__WHAT TO DO__
Give the material once more, word for word, without any images.

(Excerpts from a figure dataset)
— start —

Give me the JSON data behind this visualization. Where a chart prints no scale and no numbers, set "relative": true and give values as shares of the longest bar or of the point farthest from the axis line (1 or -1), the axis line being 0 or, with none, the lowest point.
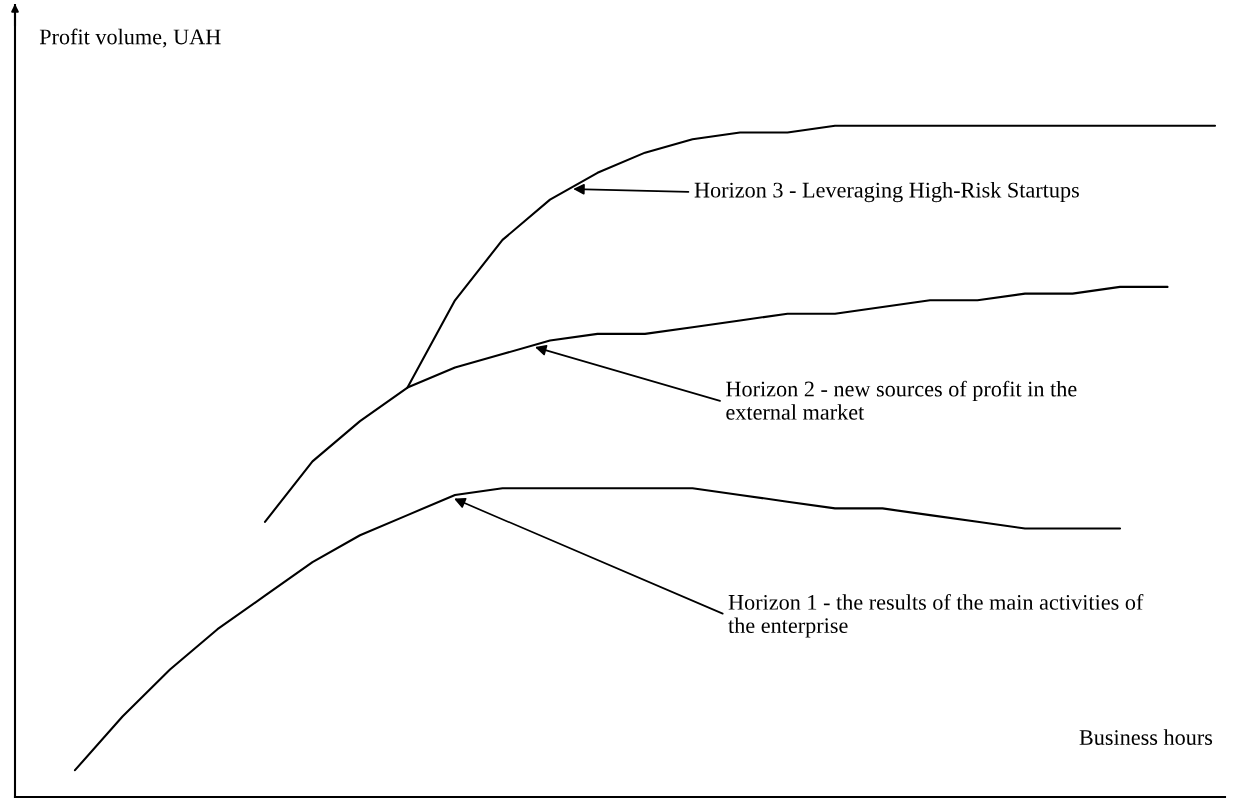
{
  "chart_data": {
    "type": "line",
    "relative": true,
    "xlabel": "Business hours",
    "ylabel": "Profit volume, UAH",
    "marker": "none",
    "line_style": "solid",
    "categories": [
      null,
      null,
      null,
      null,
      null,
      null,
      null,
      null,
      null,
      null,
      null,
      null,
      null,
      null,
      null,
      null,
      null,
      null,
      null,
      null,
      null,
      null,
      null,
      null,
      null
    ],
    "series": [
      {
        "color": "#000000",
        "values": [
          0.04,
          0.12,
          0.19,
          0.25,
          0.3,
          0.35,
          0.39,
          0.42,
          0.45,
          0.46,
          0.46,
          0.46,
          0.46,
          0.46,
          0.45,
          0.44,
          0.43,
          0.43,
          0.42,
          0.41,
          0.4,
          0.4,
          0.4,
          null,
          null
        ]
      },
      {
        "color": "#000000",
        "values": [
          null,
          null,
          null,
          null,
          0.41,
          0.5,
          0.56,
          0.61,
          0.64,
          0.66,
          0.68,
          0.69,
          0.69,
          0.7,
          0.71,
          0.72,
          0.72,
          0.73,
          0.74,
          0.74,
          0.75,
          0.75,
          0.76,
          0.76,
          null
        ]
      },
      {
        "color": "#000000",
        "values": [
          null,
          null,
          null,
          null,
          null,
          null,
          null,
          0.61,
          0.74,
          0.83,
          0.89,
          0.93,
          0.96,
          0.98,
          0.99,
          0.99,
          1.0,
          1.0,
          1.0,
          1.0,
          1.0,
          1.0,
          1.0,
          1.0,
          1.0
        ]
      }
    ],
    "annotations": [
      "Horizon 1 - the results of the main activities of\nthe enterprise",
      "Horizon 2 - new sources of profit in the\nexternal market",
      "Horizon 3 - Leveraging High-Risk Startups"
    ]
  }
}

— end —

__RESULT OF THIS TASK__
Give me the JSON data behind this visualization. Where a chart prints no scale and no numbers, set "relative": true and give values as shares of the longest bar or of the point farthest from the axis line (1 or -1), the axis line being 0 or, with none, the lowest point.
{
  "chart_data": {
    "type": "line",
    "relative": true,
    "xlabel": "Business hours",
    "ylabel": "Profit volume, UAH",
    "marker": "none",
    "line_style": "solid",
    "categories": [
      null,
      null,
      null,
      null,
      null,
      null,
      null,
      null,
      null,
      null,
      null,
      null,
      null,
      null,
      null,
      null,
      null,
      null,
      null,
      null,
      null,
      null,
      null,
      null,
      null
    ],
    "series": [
      {
        "color": "#000000",
        "values": [
          0.04,
          0.12,
          0.19,
          0.25,
          0.3,
          0.35,
          0.39,
          0.42,
          0.45,
          0.46,
          0.46,
          0.46,
          0.46,
          0.46,
          0.45,
          0.44,
          0.43,
          0.43,
          0.42,
          0.41,
          0.4,
          0.4,
          0.4,
          null,
          null
        ]
      },
      {
        "color": "#000000",
        "values": [
          null,
          null,
          null,
          null,
          0.41,
          0.5,
          0.56,
          0.61,
          0.64,
          0.66,
          0.68,
          0.69,
          0.69,
          0.7,
          0.71,
          0.72,
          0.72,
          0.73,
          0.74,
          0.74,
          0.75,
          0.75,
          0.76,
          0.76,
          null
        ]
      },
      {
        "color": "#000000",
        "values": [
          null,
          null,
          null,
          null,
          null,
          null,
          null,
          0.61,
          0.74,
          0.83,
          0.89,
          0.93,
          0.96,
          0.98,
          0.99,
          0.99,
          1.0,
          1.0,
          1.0,
          1.0,
          1.0,
          1.0,
          1.0,
          1.0,
          1.0
        ]
      }
    ],
    "annotations": [
      "Horizon 1 - the results of the main activities of\nthe enterprise",
      "Horizon 2 - new sources of profit in the\nexternal market",
      "Horizon 3 - Leveraging High-Risk Startups"
    ]
  }
}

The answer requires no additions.